____ Records provided

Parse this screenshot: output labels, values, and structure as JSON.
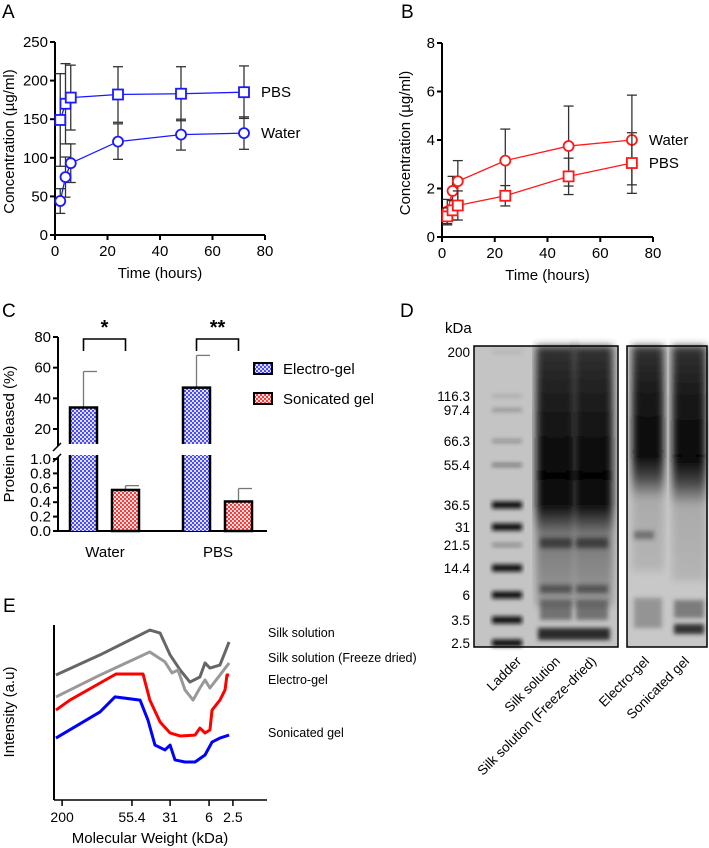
{
  "panels": {
    "a": "A",
    "b": "B",
    "c": "C",
    "d": "D",
    "e": "E"
  },
  "chart_data": [
    {
      "id": "A",
      "type": "line",
      "xlabel": "Time (hours)",
      "ylabel": "Concentration (µg/ml)",
      "xlim": [
        0,
        80
      ],
      "ylim": [
        0,
        250
      ],
      "xticks": [
        0,
        20,
        40,
        60,
        80
      ],
      "yticks": [
        0,
        50,
        100,
        150,
        200,
        250
      ],
      "color": "#1a1aff",
      "series": [
        {
          "name": "PBS",
          "marker": "square",
          "x": [
            2,
            4,
            6,
            24,
            48,
            72
          ],
          "y": [
            149,
            170,
            178,
            182,
            183,
            185
          ],
          "err": [
            60,
            52,
            42,
            36,
            35,
            34
          ]
        },
        {
          "name": "Water",
          "marker": "circle",
          "x": [
            2,
            4,
            6,
            24,
            48,
            72
          ],
          "y": [
            44,
            75,
            93,
            121,
            130,
            132
          ],
          "err": [
            16,
            26,
            25,
            23,
            20,
            21
          ]
        }
      ]
    },
    {
      "id": "B",
      "type": "line",
      "xlabel": "Time (hours)",
      "ylabel": "Concentration (µg/ml)",
      "xlim": [
        0,
        80
      ],
      "ylim": [
        0,
        8
      ],
      "xticks": [
        0,
        20,
        40,
        60,
        80
      ],
      "yticks": [
        0,
        2,
        4,
        6,
        8
      ],
      "color": "#ff1a1a",
      "series": [
        {
          "name": "Water",
          "marker": "circle",
          "x": [
            2,
            4,
            6,
            24,
            48,
            72
          ],
          "y": [
            1.05,
            1.9,
            2.3,
            3.15,
            3.75,
            4.0
          ],
          "err": [
            0.5,
            0.6,
            0.85,
            1.3,
            1.65,
            1.85
          ]
        },
        {
          "name": "PBS",
          "marker": "square",
          "x": [
            2,
            4,
            6,
            24,
            48,
            72
          ],
          "y": [
            0.85,
            1.1,
            1.3,
            1.7,
            2.5,
            3.05
          ],
          "err": [
            0.35,
            0.4,
            0.6,
            0.42,
            0.75,
            1.25
          ]
        }
      ]
    },
    {
      "id": "C",
      "type": "bar",
      "ylabel": "Protein released (%)",
      "categories": [
        "Water",
        "PBS"
      ],
      "yticks_upper": [
        20,
        40,
        60,
        80
      ],
      "yticks_lower": [
        "0.0",
        "0.2",
        "0.4",
        "0.6",
        "0.8",
        "1.0"
      ],
      "ylim_lower": [
        0,
        1
      ],
      "ylim_upper": [
        10,
        80
      ],
      "axis_break": true,
      "legend_position": "right",
      "series": [
        {
          "name": "Electro-gel",
          "color": "#2b2bff",
          "values": [
            34,
            47
          ],
          "err": [
            23.5,
            21
          ]
        },
        {
          "name": "Sonicated gel",
          "color": "#ff2b2b",
          "values": [
            0.57,
            0.41
          ],
          "err": [
            0.06,
            0.18
          ]
        }
      ],
      "significance": [
        "*",
        "**"
      ]
    },
    {
      "id": "D",
      "type": "gel",
      "unit_label": "kDa",
      "markers": [
        "200",
        "116.3",
        "97.4",
        "66.3",
        "55.4",
        "36.5",
        "31",
        "21.5",
        "14.4",
        "6",
        "3.5",
        "2.5"
      ],
      "lanes": [
        "Ladder",
        "Silk solution",
        "Silk solution (Freeze-dried)",
        "Electro-gel",
        "Sonicated gel"
      ]
    },
    {
      "id": "E",
      "type": "line",
      "xlabel": "Molecular Weight (kDa)",
      "ylabel": "Intensity (a.u)",
      "xticks": [
        {
          "label": "200",
          "pos": 3.8
        },
        {
          "label": "55.4",
          "pos": 36.6
        },
        {
          "label": "31",
          "pos": 54.5
        },
        {
          "label": "6",
          "pos": 72.8
        },
        {
          "label": "2.5",
          "pos": 84
        }
      ],
      "xlim": [
        0,
        100
      ],
      "ylim": [
        0,
        100
      ],
      "series": [
        {
          "name": "Silk solution",
          "color": "#666666",
          "x": [
            0.9,
            21.6,
            45,
            49.8,
            54.5,
            59.2,
            63.8,
            68.5,
            70.9,
            73.2,
            77.9,
            82.2
          ],
          "y": [
            71.4,
            82.9,
            97.1,
            95.4,
            82.9,
            74.3,
            67.4,
            70.3,
            78.3,
            75.4,
            77.1,
            90.3
          ]
        },
        {
          "name": "Silk solution (Freeze dried)",
          "color": "#999999",
          "x": [
            0.9,
            21.6,
            45,
            52.1,
            55.4,
            58.2,
            61.5,
            65.3,
            68.5,
            70.9,
            73.2,
            77.9,
            82.2
          ],
          "y": [
            58.9,
            71.4,
            84.6,
            78.9,
            72.6,
            74.3,
            62.9,
            57.1,
            64,
            68.6,
            64,
            71.4,
            78.3
          ]
        },
        {
          "name": "Electro-gel",
          "color": "#ff0000",
          "x": [
            0.9,
            7.5,
            29.1,
            41.8,
            45,
            49.8,
            54.5,
            59.2,
            66.2,
            68.5,
            70.9,
            73.2,
            74.2,
            77.9,
            80.3,
            81.2,
            82.2
          ],
          "y": [
            51.4,
            57.1,
            72,
            72,
            57.1,
            44.6,
            38.3,
            36.6,
            37.1,
            41.1,
            38.3,
            40,
            51.4,
            57.1,
            62.9,
            71.4,
            71.4
          ]
        },
        {
          "name": "Sonicated gel",
          "color": "#0000ff",
          "x": [
            0.9,
            21.6,
            28.6,
            40.4,
            44.1,
            47.4,
            52.1,
            54.5,
            56.8,
            61.5,
            66.2,
            70.9,
            74.2,
            77.9,
            82.2
          ],
          "y": [
            35.4,
            50.3,
            58.9,
            57.1,
            45.7,
            31.4,
            28.6,
            31.4,
            22.9,
            21.7,
            21.7,
            25.7,
            33.1,
            35.4,
            37.1
          ]
        }
      ]
    }
  ]
}
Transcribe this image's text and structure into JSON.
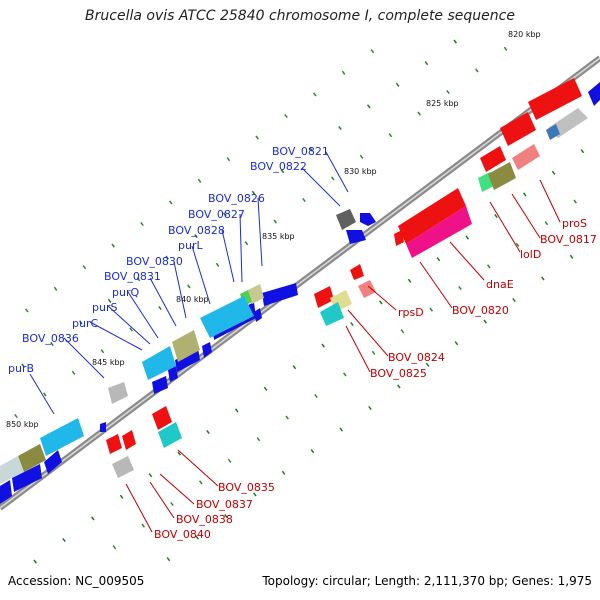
{
  "title": "Brucella ovis ATCC 25840 chromosome I, complete sequence",
  "footer": {
    "accession": "Accession: NC_009505",
    "summary": "Topology: circular; Length: 2,111,370 bp; Genes: 1,975"
  },
  "scale_labels": [
    "820 kbp",
    "825 kbp",
    "830 kbp",
    "835 kbp",
    "840 kbp",
    "845 kbp",
    "850 kbp"
  ],
  "upper_gene_labels": [
    "BOV_0821",
    "BOV_0822",
    "BOV_0826",
    "BOV_0827",
    "BOV_0828",
    "purL",
    "BOV_0830",
    "BOV_0831",
    "purQ",
    "purS",
    "purC",
    "BOV_0836",
    "purB"
  ],
  "lower_gene_labels": [
    "proS",
    "BOV_0817",
    "lolD",
    "dnaE",
    "BOV_0820",
    "rpsD",
    "BOV_0824",
    "BOV_0825",
    "BOV_0835",
    "BOV_0837",
    "BOV_0838",
    "BOV_0840"
  ],
  "colors": {
    "cog_blue": "#1010e0",
    "cog_cyan": "#20b8e8",
    "cog_red": "#ee1111",
    "cog_pink": "#ee1188",
    "cog_gray": "#a8a8a8",
    "cog_olive": "#8a8a40",
    "cog_khaki": "#c8c890",
    "backbone": "#888888",
    "tick_green": "#2a8a2a"
  }
}
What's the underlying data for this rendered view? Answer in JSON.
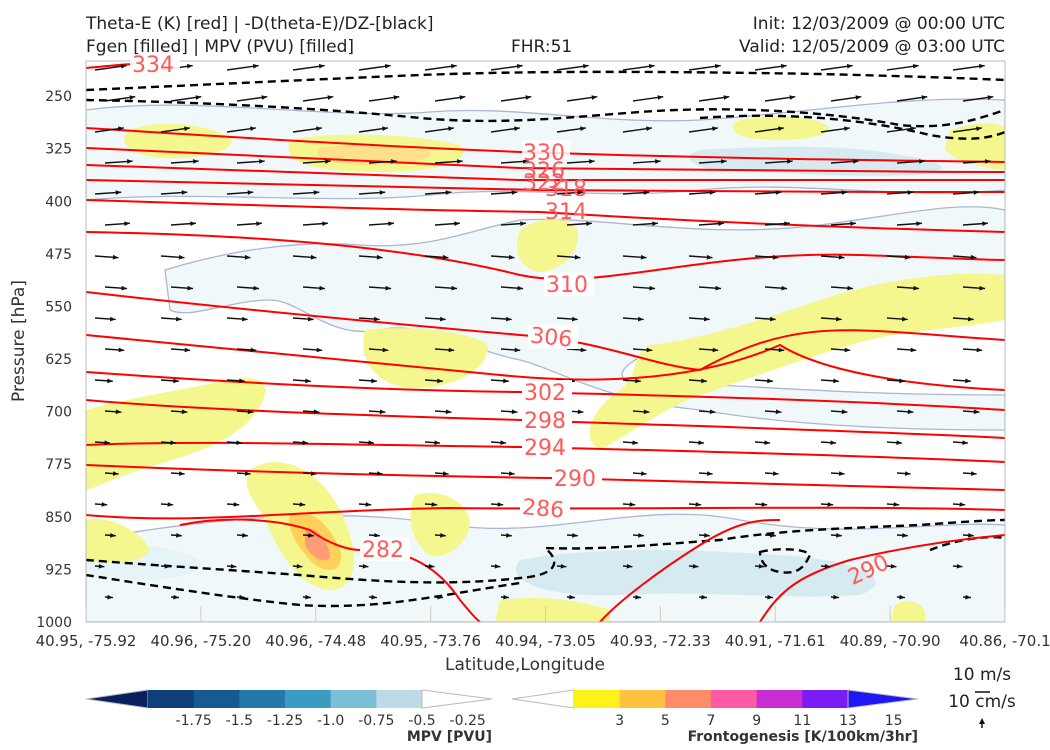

________

* _Task objective_
Extract the full listing exactly, with the pictures left out.

* _Answer space_
Parse this screenshot: output labels, values, and structure as JSON.
{
  "panels": {
    "a": "A",
    "b": "B",
    "c": "C",
    "d": "D",
    "e": "E"
  },
  "chart_data": [
    {
      "id": "A",
      "type": "line",
      "xlabel": "Time (hours)",
      "ylabel": "Concentration (µg/ml)",
      "xlim": [
        0,
        80
      ],
      "ylim": [
        0,
        250
      ],
      "xticks": [
        0,
        20,
        40,
        60,
        80
      ],
      "yticks": [
        0,
        50,
        100,
        150,
        200,
        250
      ],
      "color": "#1a1aff",
      "series": [
        {
          "name": "PBS",
          "marker": "square",
          "x": [
            2,
            4,
            6,
            24,
            48,
            72
          ],
          "y": [
            149,
            170,
            178,
            182,
            183,
            185
          ],
          "err": [
            60,
            52,
            42,
            36,
            35,
            34
          ]
        },
        {
          "name": "Water",
          "marker": "circle",
          "x": [
            2,
            4,
            6,
            24,
            48,
            72
          ],
          "y": [
            44,
            75,
            93,
            121,
            130,
            132
          ],
          "err": [
            16,
            26,
            25,
            23,
            20,
            21
          ]
        }
      ]
    },
    {
      "id": "B",
      "type": "line",
      "xlabel": "Time (hours)",
      "ylabel": "Concentration (µg/ml)",
      "xlim": [
        0,
        80
      ],
      "ylim": [
        0,
        8
      ],
      "xticks": [
        0,
        20,
        40,
        60,
        80
      ],
      "yticks": [
        0,
        2,
        4,
        6,
        8
      ],
      "color": "#ff1a1a",
      "series": [
        {
          "name": "Water",
          "marker": "circle",
          "x": [
            2,
            4,
            6,
            24,
            48,
            72
          ],
          "y": [
            1.05,
            1.9,
            2.3,
            3.15,
            3.75,
            4.0
          ],
          "err": [
            0.5,
            0.6,
            0.85,
            1.3,
            1.65,
            1.85
          ]
        },
        {
          "name": "PBS",
          "marker": "square",
          "x": [
            2,
            4,
            6,
            24,
            48,
            72
          ],
          "y": [
            0.85,
            1.1,
            1.3,
            1.7,
            2.5,
            3.05
          ],
          "err": [
            0.35,
            0.4,
            0.6,
            0.42,
            0.75,
            1.25
          ]
        }
      ]
    },
    {
      "id": "C",
      "type": "bar",
      "ylabel": "Protein released (%)",
      "categories": [
        "Water",
        "PBS"
      ],
      "yticks_upper": [
        20,
        40,
        60,
        80
      ],
      "yticks_lower": [
        "0.0",
        "0.2",
        "0.4",
        "0.6",
        "0.8",
        "1.0"
      ],
      "ylim_lower": [
        0,
        1
      ],
      "ylim_upper": [
        10,
        80
      ],
      "axis_break": true,
      "legend_position": "right",
      "series": [
        {
          "name": "Electro-gel",
          "color": "#2b2bff",
          "values": [
            34,
            47
          ],
          "err": [
            23.5,
            21
          ]
        },
        {
          "name": "Sonicated gel",
          "color": "#ff2b2b",
          "values": [
            0.57,
            0.41
          ],
          "err": [
            0.06,
            0.18
          ]
        }
      ],
      "significance": [
        "*",
        "**"
      ]
    },
    {
      "id": "D",
      "type": "gel",
      "unit_label": "kDa",
      "markers": [
        "200",
        "116.3",
        "97.4",
        "66.3",
        "55.4",
        "36.5",
        "31",
        "21.5",
        "14.4",
        "6",
        "3.5",
        "2.5"
      ],
      "lanes": [
        "Ladder",
        "Silk solution",
        "Silk solution (Freeze-dried)",
        "Electro-gel",
        "Sonicated gel"
      ]
    },
    {
      "id": "E",
      "type": "line",
      "xlabel": "Molecular Weight (kDa)",
      "ylabel": "Intensity (a.u)",
      "xticks": [
        {
          "label": "200",
          "pos": 3.8
        },
        {
          "label": "55.4",
          "pos": 36.6
        },
        {
          "label": "31",
          "pos": 54.5
        },
        {
          "label": "6",
          "pos": 72.8
        },
        {
          "label": "2.5",
          "pos": 84
        }
      ],
      "xlim": [
        0,
        100
      ],
      "ylim": [
        0,
        100
      ],
      "series": [
        {
          "name": "Silk solution",
          "color": "#666666",
          "x": [
            0.9,
            21.6,
            45,
            49.8,
            54.5,
            59.2,
            63.8,
            68.5,
            70.9,
            73.2,
            77.9,
            82.2
          ],
          "y": [
            71.4,
            82.9,
            97.1,
            95.4,
            82.9,
            74.3,
            67.4,
            70.3,
            78.3,
            75.4,
            77.1,
            90.3
          ]
        },
        {
          "name": "Silk solution (Freeze dried)",
          "color": "#999999",
          "x": [
            0.9,
            21.6,
            45,
            52.1,
            55.4,
            58.2,
            61.5,
            65.3,
            68.5,
            70.9,
            73.2,
            77.9,
            82.2
          ],
          "y": [
            58.9,
            71.4,
            84.6,
            78.9,
            72.6,
            74.3,
            62.9,
            57.1,
            64,
            68.6,
            64,
            71.4,
            78.3
          ]
        },
        {
          "name": "Electro-gel",
          "color": "#ff0000",
          "x": [
            0.9,
            7.5,
            29.1,
            41.8,
            45,
            49.8,
            54.5,
            59.2,
            66.2,
            68.5,
            70.9,
            73.2,
            74.2,
            77.9,
            80.3,
            81.2,
            82.2
          ],
          "y": [
            51.4,
            57.1,
            72,
            72,
            57.1,
            44.6,
            38.3,
            36.6,
            37.1,
            41.1,
            38.3,
            40,
            51.4,
            57.1,
            62.9,
            71.4,
            71.4
          ]
        },
        {
          "name": "Sonicated gel",
          "color": "#0000ff",
          "x": [
            0.9,
            21.6,
            28.6,
            40.4,
            44.1,
            47.4,
            52.1,
            54.5,
            56.8,
            61.5,
            66.2,
            70.9,
            74.2,
            77.9,
            82.2
          ],
          "y": [
            35.4,
            50.3,
            58.9,
            57.1,
            45.7,
            31.4,
            28.6,
            31.4,
            22.9,
            21.7,
            21.7,
            25.7,
            33.1,
            35.4,
            37.1
          ]
        }
      ]
    }
  ]
}
Transcribe this image's text and structure into JSON.
{
  "title": "Brucella ovis ATCC 25840 chromosome I, complete sequence",
  "footer": {
    "accession": "Accession: NC_009505",
    "summary": "Topology: circular; Length: 2,111,370 bp; Genes: 1,975"
  },
  "scale_labels": [
    "820 kbp",
    "825 kbp",
    "830 kbp",
    "835 kbp",
    "840 kbp",
    "845 kbp",
    "850 kbp"
  ],
  "upper_gene_labels": [
    "BOV_0821",
    "BOV_0822",
    "BOV_0826",
    "BOV_0827",
    "BOV_0828",
    "purL",
    "BOV_0830",
    "BOV_0831",
    "purQ",
    "purS",
    "purC",
    "BOV_0836",
    "purB"
  ],
  "lower_gene_labels": [
    "proS",
    "BOV_0817",
    "lolD",
    "dnaE",
    "BOV_0820",
    "rpsD",
    "BOV_0824",
    "BOV_0825",
    "BOV_0835",
    "BOV_0837",
    "BOV_0838",
    "BOV_0840"
  ],
  "colors": {
    "cog_blue": "#1010e0",
    "cog_cyan": "#20b8e8",
    "cog_red": "#ee1111",
    "cog_pink": "#ee1188",
    "cog_gray": "#a8a8a8",
    "cog_olive": "#8a8a40",
    "cog_khaki": "#c8c890",
    "backbone": "#888888",
    "tick_green": "#2a8a2a"
  }
}
What's the underlying data for this rendered view? Answer in JSON.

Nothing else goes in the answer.